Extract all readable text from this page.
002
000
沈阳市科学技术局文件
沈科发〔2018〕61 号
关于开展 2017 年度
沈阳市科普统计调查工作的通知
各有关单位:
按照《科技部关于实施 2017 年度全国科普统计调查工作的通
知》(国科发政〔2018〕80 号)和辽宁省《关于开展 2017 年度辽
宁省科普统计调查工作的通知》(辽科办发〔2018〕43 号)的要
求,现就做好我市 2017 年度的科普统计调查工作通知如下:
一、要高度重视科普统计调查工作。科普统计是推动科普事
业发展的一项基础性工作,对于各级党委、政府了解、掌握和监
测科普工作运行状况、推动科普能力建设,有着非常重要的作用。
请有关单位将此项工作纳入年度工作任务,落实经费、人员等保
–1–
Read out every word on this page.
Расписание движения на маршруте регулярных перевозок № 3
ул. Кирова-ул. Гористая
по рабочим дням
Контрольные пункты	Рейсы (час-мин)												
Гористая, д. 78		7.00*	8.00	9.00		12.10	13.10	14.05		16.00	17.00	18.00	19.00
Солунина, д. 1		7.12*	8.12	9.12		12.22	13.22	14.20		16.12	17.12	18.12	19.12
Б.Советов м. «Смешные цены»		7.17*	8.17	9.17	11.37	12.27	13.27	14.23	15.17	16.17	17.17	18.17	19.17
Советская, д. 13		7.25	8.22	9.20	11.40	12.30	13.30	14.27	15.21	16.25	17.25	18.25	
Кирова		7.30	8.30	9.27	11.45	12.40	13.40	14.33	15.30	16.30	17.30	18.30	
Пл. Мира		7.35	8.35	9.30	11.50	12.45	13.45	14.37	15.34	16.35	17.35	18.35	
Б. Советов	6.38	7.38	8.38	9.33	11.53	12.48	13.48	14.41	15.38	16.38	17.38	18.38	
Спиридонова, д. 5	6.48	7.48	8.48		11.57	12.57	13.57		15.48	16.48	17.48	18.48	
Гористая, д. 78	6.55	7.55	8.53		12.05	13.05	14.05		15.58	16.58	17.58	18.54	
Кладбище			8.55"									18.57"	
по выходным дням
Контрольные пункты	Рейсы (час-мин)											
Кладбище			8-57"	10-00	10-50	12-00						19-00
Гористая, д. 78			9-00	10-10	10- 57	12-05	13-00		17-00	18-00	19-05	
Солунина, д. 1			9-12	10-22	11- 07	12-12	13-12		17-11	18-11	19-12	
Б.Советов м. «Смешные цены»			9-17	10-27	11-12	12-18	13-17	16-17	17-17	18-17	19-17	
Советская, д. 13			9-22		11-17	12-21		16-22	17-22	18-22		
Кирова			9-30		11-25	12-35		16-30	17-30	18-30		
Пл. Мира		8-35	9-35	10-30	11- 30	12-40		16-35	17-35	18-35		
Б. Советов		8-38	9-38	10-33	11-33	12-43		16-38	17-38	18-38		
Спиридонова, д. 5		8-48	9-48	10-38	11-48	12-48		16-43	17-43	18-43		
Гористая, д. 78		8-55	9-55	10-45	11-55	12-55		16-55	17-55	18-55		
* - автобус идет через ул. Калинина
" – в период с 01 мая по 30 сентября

##############################

Output an exact copy of each record.

THE SOLUTION.
Extract all readable text from this page.
002
000
沈阳市科学技术局文件
沈科发〔2018〕61 号
关于开展 2017 年度
沈阳市科普统计调查工作的通知
各有关单位:
按照《科技部关于实施 2017 年度全国科普统计调查工作的通
知》(国科发政〔2018〕80 号)和辽宁省《关于开展 2017 年度辽
宁省科普统计调查工作的通知》(辽科办发〔2018〕43 号)的要
求,现就做好我市 2017 年度的科普统计调查工作通知如下:
一、要高度重视科普统计调查工作。科普统计是推动科普事
业发展的一项基础性工作,对于各级党委、政府了解、掌握和监
测科普工作运行状况、推动科普能力建设,有着非常重要的作用。
请有关单位将此项工作纳入年度工作任务,落实经费、人员等保
–1–
Read out every word on this page.
Расписание движения на маршруте регулярных перевозок № 3
ул. Кирова-ул. Гористая
по рабочим дням
Контрольные пункты	Рейсы (час-мин)												
Гористая, д. 78		7.00*	8.00	9.00		12.10	13.10	14.05		16.00	17.00	18.00	19.00
Солунина, д. 1		7.12*	8.12	9.12		12.22	13.22	14.20		16.12	17.12	18.12	19.12
Б.Советов м. «Смешные цены»		7.17*	8.17	9.17	11.37	12.27	13.27	14.23	15.17	16.17	17.17	18.17	19.17
Советская, д. 13		7.25	8.22	9.20	11.40	12.30	13.30	14.27	15.21	16.25	17.25	18.25	
Кирова		7.30	8.30	9.27	11.45	12.40	13.40	14.33	15.30	16.30	17.30	18.30	
Пл. Мира		7.35	8.35	9.30	11.50	12.45	13.45	14.37	15.34	16.35	17.35	18.35	
Б. Советов	6.38	7.38	8.38	9.33	11.53	12.48	13.48	14.41	15.38	16.38	17.38	18.38	
Спиридонова, д. 5	6.48	7.48	8.48		11.57	12.57	13.57		15.48	16.48	17.48	18.48	
Гористая, д. 78	6.55	7.55	8.53		12.05	13.05	14.05		15.58	16.58	17.58	18.54	
Кладбище			8.55"									18.57"	
по выходным дням
Контрольные пункты	Рейсы (час-мин)											
Кладбище			8-57"	10-00	10-50	12-00						19-00
Гористая, д. 78			9-00	10-10	10- 57	12-05	13-00		17-00	18-00	19-05	
Солунина, д. 1			9-12	10-22	11- 07	12-12	13-12		17-11	18-11	19-12	
Б.Советов м. «Смешные цены»			9-17	10-27	11-12	12-18	13-17	16-17	17-17	18-17	19-17	
Советская, д. 13			9-22		11-17	12-21		16-22	17-22	18-22		
Кирова			9-30		11-25	12-35		16-30	17-30	18-30		
Пл. Мира		8-35	9-35	10-30	11- 30	12-40		16-35	17-35	18-35		
Б. Советов		8-38	9-38	10-33	11-33	12-43		16-38	17-38	18-38		
Спиридонова, д. 5		8-48	9-48	10-38	11-48	12-48		16-43	17-43	18-43		
Гористая, д. 78		8-55	9-55	10-45	11-55	12-55		16-55	17-55	18-55		
* - автобус идет через ул. Калинина
" – в период с 01 мая по 30 сентября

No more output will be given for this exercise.